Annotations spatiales
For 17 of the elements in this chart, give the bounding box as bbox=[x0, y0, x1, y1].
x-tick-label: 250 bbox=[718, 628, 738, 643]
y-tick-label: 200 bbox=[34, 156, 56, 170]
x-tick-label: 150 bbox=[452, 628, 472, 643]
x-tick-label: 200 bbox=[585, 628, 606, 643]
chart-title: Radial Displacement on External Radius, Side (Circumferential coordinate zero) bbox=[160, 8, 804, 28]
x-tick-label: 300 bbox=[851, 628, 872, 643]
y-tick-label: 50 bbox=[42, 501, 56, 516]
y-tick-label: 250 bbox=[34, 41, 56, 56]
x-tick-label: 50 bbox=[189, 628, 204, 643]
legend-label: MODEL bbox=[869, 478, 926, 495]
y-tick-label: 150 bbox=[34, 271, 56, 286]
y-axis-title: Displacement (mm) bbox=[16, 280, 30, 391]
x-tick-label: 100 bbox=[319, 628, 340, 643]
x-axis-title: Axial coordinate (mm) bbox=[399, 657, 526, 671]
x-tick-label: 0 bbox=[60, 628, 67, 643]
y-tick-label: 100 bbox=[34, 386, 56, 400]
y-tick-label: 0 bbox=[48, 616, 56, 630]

ÉNONCÉ DU PROBLÈME:
Recopiez fidèlement chacune des lignes des entrées ci-dessus, sans rien y changer.

SORTIE DE L'EXERCICE:
For 17 of the elements in this chart, give the bounding box as bbox=[x0, y0, x1, y1].
x-tick-label: 250 bbox=[718, 628, 738, 643]
y-tick-label: 200 bbox=[34, 156, 56, 170]
x-tick-label: 150 bbox=[452, 628, 472, 643]
x-tick-label: 200 bbox=[585, 628, 606, 643]
chart-title: Radial Displacement on External Radius, Side (Circumferential coordinate zero) bbox=[160, 8, 804, 28]
x-tick-label: 300 bbox=[851, 628, 872, 643]
y-tick-label: 50 bbox=[42, 501, 56, 516]
y-tick-label: 250 bbox=[34, 41, 56, 56]
x-tick-label: 50 bbox=[189, 628, 204, 643]
legend-label: MODEL bbox=[869, 478, 926, 495]
y-tick-label: 150 bbox=[34, 271, 56, 286]
y-axis-title: Displacement (mm) bbox=[16, 280, 30, 391]
x-tick-label: 100 bbox=[319, 628, 340, 643]
x-axis-title: Axial coordinate (mm) bbox=[399, 657, 526, 671]
x-tick-label: 0 bbox=[60, 628, 67, 643]
y-tick-label: 100 bbox=[34, 386, 56, 400]
y-tick-label: 0 bbox=[48, 616, 56, 630]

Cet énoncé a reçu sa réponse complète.